» INSTRUCTIONS TO FOLLOW: Repeat the records in full and exactly, omitting pictures.

================================

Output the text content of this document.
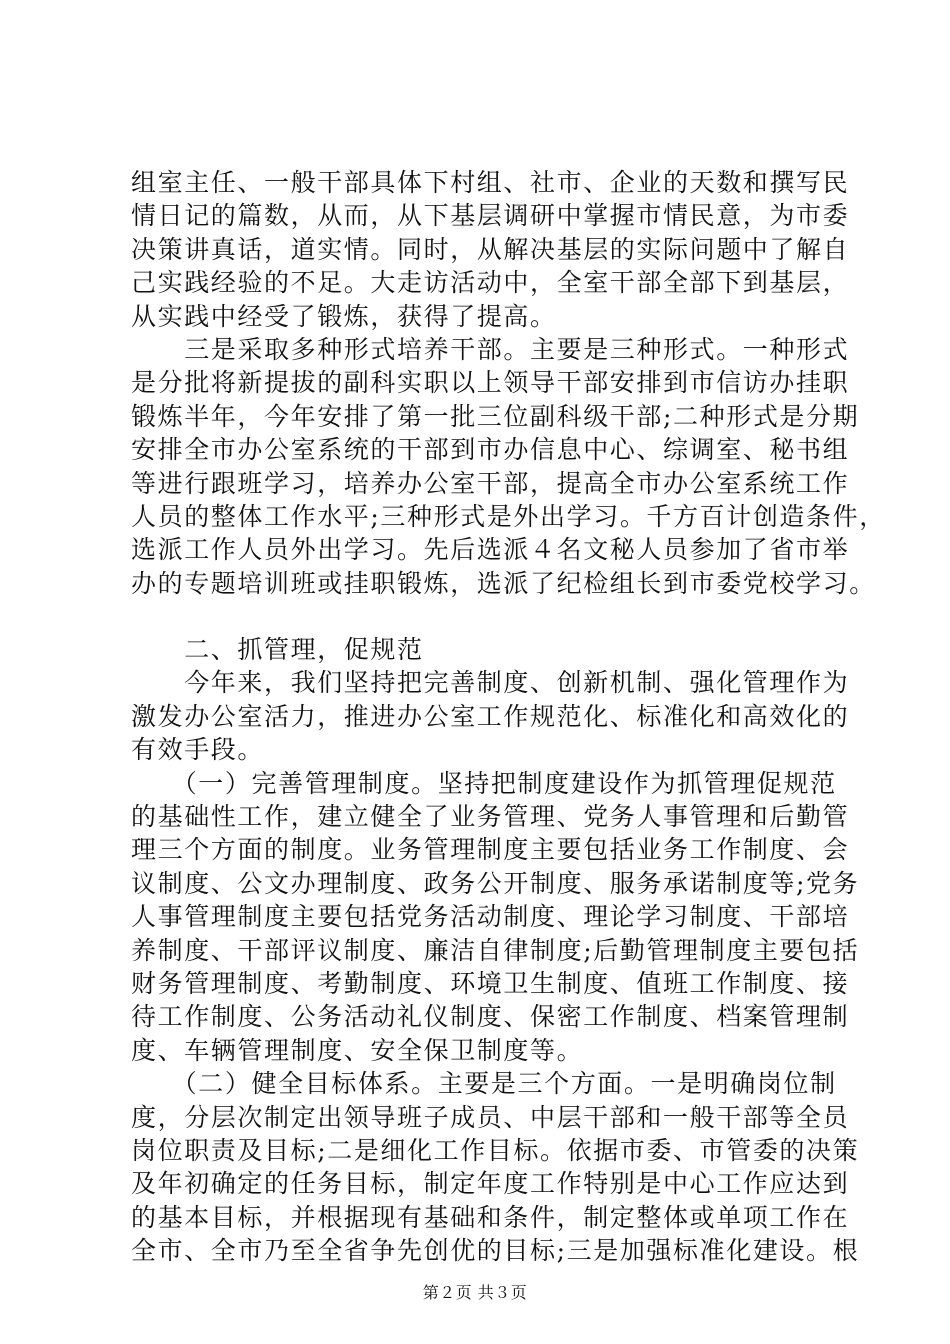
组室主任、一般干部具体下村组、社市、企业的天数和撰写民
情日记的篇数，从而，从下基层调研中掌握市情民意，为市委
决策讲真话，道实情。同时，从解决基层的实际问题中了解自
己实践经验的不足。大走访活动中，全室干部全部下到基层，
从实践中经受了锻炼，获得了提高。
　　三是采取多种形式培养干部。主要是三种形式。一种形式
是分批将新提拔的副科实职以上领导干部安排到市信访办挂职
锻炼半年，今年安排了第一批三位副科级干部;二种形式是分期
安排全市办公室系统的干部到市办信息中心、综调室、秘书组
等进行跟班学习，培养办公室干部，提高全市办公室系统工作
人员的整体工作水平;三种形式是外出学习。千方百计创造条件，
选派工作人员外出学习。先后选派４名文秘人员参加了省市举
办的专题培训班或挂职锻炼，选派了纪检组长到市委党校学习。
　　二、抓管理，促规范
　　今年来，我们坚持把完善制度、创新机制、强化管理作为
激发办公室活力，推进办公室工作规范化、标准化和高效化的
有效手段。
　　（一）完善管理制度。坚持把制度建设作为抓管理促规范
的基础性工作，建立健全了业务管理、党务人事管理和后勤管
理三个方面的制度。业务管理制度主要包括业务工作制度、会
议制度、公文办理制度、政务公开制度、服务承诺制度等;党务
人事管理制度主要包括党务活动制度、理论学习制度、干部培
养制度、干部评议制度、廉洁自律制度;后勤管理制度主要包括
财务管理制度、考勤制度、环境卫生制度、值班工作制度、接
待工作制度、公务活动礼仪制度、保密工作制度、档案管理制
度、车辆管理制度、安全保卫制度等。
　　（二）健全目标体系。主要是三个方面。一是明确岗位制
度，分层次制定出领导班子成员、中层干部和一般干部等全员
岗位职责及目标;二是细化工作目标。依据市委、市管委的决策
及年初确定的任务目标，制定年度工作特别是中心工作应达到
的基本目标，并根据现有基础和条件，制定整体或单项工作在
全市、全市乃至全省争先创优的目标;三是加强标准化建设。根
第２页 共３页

================================

» ANSWER TO THE PROBLEM:
Output the text content of this document.
组室主任、一般干部具体下村组、社市、企业的天数和撰写民
情日记的篇数，从而，从下基层调研中掌握市情民意，为市委
决策讲真话，道实情。同时，从解决基层的实际问题中了解自
己实践经验的不足。大走访活动中，全室干部全部下到基层，
从实践中经受了锻炼，获得了提高。
　　三是采取多种形式培养干部。主要是三种形式。一种形式
是分批将新提拔的副科实职以上领导干部安排到市信访办挂职
锻炼半年，今年安排了第一批三位副科级干部;二种形式是分期
安排全市办公室系统的干部到市办信息中心、综调室、秘书组
等进行跟班学习，培养办公室干部，提高全市办公室系统工作
人员的整体工作水平;三种形式是外出学习。千方百计创造条件，
选派工作人员外出学习。先后选派４名文秘人员参加了省市举
办的专题培训班或挂职锻炼，选派了纪检组长到市委党校学习。
　　二、抓管理，促规范
　　今年来，我们坚持把完善制度、创新机制、强化管理作为
激发办公室活力，推进办公室工作规范化、标准化和高效化的
有效手段。
　　（一）完善管理制度。坚持把制度建设作为抓管理促规范
的基础性工作，建立健全了业务管理、党务人事管理和后勤管
理三个方面的制度。业务管理制度主要包括业务工作制度、会
议制度、公文办理制度、政务公开制度、服务承诺制度等;党务
人事管理制度主要包括党务活动制度、理论学习制度、干部培
养制度、干部评议制度、廉洁自律制度;后勤管理制度主要包括
财务管理制度、考勤制度、环境卫生制度、值班工作制度、接
待工作制度、公务活动礼仪制度、保密工作制度、档案管理制
度、车辆管理制度、安全保卫制度等。
　　（二）健全目标体系。主要是三个方面。一是明确岗位制
度，分层次制定出领导班子成员、中层干部和一般干部等全员
岗位职责及目标;二是细化工作目标。依据市委、市管委的决策
及年初确定的任务目标，制定年度工作特别是中心工作应达到
的基本目标，并根据现有基础和条件，制定整体或单项工作在
全市、全市乃至全省争先创优的目标;三是加强标准化建设。根
第２页 共３页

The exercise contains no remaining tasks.